> Task requirements: Each entry should be quoted word for word, including every mark of punctuation.

> Data provided:
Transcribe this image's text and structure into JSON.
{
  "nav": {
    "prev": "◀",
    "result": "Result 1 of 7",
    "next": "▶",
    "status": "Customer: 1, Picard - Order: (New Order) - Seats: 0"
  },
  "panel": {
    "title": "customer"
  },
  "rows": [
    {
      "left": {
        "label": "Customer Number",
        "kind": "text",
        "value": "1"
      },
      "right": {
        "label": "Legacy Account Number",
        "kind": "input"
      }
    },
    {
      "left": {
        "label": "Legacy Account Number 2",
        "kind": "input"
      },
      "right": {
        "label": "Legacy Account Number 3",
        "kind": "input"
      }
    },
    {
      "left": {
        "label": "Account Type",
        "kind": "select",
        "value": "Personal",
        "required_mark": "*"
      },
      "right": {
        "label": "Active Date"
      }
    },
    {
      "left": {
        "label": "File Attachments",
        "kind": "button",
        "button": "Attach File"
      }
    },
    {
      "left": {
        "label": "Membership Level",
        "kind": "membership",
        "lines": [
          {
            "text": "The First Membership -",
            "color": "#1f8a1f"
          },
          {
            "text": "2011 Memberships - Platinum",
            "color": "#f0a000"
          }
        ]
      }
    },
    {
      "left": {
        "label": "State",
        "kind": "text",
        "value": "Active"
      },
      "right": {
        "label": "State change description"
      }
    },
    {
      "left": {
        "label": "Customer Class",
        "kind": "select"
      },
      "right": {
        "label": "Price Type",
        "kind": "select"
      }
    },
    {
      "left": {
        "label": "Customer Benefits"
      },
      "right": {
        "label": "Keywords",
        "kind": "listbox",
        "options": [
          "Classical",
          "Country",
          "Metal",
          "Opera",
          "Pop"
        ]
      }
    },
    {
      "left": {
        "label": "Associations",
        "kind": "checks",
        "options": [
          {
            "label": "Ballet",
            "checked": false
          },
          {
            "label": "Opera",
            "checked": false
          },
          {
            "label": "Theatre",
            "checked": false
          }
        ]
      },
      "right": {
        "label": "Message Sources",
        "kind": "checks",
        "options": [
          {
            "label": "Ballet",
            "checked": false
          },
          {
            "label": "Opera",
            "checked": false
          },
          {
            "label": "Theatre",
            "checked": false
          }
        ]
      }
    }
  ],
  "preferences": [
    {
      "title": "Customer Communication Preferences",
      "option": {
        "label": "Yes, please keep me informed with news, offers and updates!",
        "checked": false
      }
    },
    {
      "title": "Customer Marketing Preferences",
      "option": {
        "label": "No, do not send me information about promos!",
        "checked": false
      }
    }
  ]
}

> Written reply:
Transcribe this image's text and structure into JSON.
{
  "nav": {
    "prev": "◀",
    "result": "Result 1 of 7",
    "next": "▶",
    "status": "Customer: 1, Picard - Order: (New Order) - Seats: 0"
  },
  "panel": {
    "title": "customer"
  },
  "rows": [
    {
      "left": {
        "label": "Customer Number",
        "kind": "text",
        "value": "1"
      },
      "right": {
        "label": "Legacy Account Number",
        "kind": "input"
      }
    },
    {
      "left": {
        "label": "Legacy Account Number 2",
        "kind": "input"
      },
      "right": {
        "label": "Legacy Account Number 3",
        "kind": "input"
      }
    },
    {
      "left": {
        "label": "Account Type",
        "kind": "select",
        "value": "Personal",
        "required_mark": "*"
      },
      "right": {
        "label": "Active Date"
      }
    },
    {
      "left": {
        "label": "File Attachments",
        "kind": "button",
        "button": "Attach File"
      }
    },
    {
      "left": {
        "label": "Membership Level",
        "kind": "membership",
        "lines": [
          {
            "text": "The First Membership -",
            "color": "#1f8a1f"
          },
          {
            "text": "2011 Memberships - Platinum",
            "color": "#f0a000"
          }
        ]
      }
    },
    {
      "left": {
        "label": "State",
        "kind": "text",
        "value": "Active"
      },
      "right": {
        "label": "State change description"
      }
    },
    {
      "left": {
        "label": "Customer Class",
        "kind": "select"
      },
      "right": {
        "label": "Price Type",
        "kind": "select"
      }
    },
    {
      "left": {
        "label": "Customer Benefits"
      },
      "right": {
        "label": "Keywords",
        "kind": "listbox",
        "options": [
          "Classical",
          "Country",
          "Metal",
          "Opera",
          "Pop"
        ]
      }
    },
    {
      "left": {
        "label": "Associations",
        "kind": "checks",
        "options": [
          {
            "label": "Ballet",
            "checked": false
          },
          {
            "label": "Opera",
            "checked": false
          },
          {
            "label": "Theatre",
            "checked": false
          }
        ]
      },
      "right": {
        "label": "Message Sources",
        "kind": "checks",
        "options": [
          {
            "label": "Ballet",
            "checked": false
          },
          {
            "label": "Opera",
            "checked": false
          },
          {
            "label": "Theatre",
            "checked": false
          }
        ]
      }
    }
  ],
  "preferences": [
    {
      "title": "Customer Communication Preferences",
      "option": {
        "label": "Yes, please keep me informed with news, offers and updates!",
        "checked": false
      }
    },
    {
      "title": "Customer Marketing Preferences",
      "option": {
        "label": "No, do not send me information about promos!",
        "checked": false
      }
    }
  ]
}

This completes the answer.